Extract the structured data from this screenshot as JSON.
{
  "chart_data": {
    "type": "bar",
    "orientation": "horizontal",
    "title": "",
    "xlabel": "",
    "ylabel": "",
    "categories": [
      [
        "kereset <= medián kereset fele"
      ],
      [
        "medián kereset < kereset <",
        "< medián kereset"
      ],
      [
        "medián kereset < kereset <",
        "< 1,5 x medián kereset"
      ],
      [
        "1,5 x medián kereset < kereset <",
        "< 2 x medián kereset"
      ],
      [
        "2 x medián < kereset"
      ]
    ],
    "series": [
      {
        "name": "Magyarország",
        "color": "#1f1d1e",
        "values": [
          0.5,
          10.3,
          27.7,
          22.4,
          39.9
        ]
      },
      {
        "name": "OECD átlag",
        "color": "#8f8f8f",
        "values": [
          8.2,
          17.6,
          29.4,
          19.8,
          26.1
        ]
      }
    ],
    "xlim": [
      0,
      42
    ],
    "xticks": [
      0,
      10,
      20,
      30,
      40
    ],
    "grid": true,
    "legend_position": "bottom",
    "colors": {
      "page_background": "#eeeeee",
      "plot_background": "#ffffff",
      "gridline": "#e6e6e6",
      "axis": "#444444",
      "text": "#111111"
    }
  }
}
══════════════════════════════
▸ **Directions for this task**
Return all of the data exactly as it reads.

▸ **Response**
Extract the structured data from this screenshot as JSON.
{
  "chart_data": {
    "type": "bar",
    "orientation": "horizontal",
    "title": "",
    "xlabel": "",
    "ylabel": "",
    "categories": [
      [
        "kereset <= medián kereset fele"
      ],
      [
        "medián kereset < kereset <",
        "< medián kereset"
      ],
      [
        "medián kereset < kereset <",
        "< 1,5 x medián kereset"
      ],
      [
        "1,5 x medián kereset < kereset <",
        "< 2 x medián kereset"
      ],
      [
        "2 x medián < kereset"
      ]
    ],
    "series": [
      {
        "name": "Magyarország",
        "color": "#1f1d1e",
        "values": [
          0.5,
          10.3,
          27.7,
          22.4,
          39.9
        ]
      },
      {
        "name": "OECD átlag",
        "color": "#8f8f8f",
        "values": [
          8.2,
          17.6,
          29.4,
          19.8,
          26.1
        ]
      }
    ],
    "xlim": [
      0,
      42
    ],
    "xticks": [
      0,
      10,
      20,
      30,
      40
    ],
    "grid": true,
    "legend_position": "bottom",
    "colors": {
      "page_background": "#eeeeee",
      "plot_background": "#ffffff",
      "gridline": "#e6e6e6",
      "axis": "#444444",
      "text": "#111111"
    }
  }
}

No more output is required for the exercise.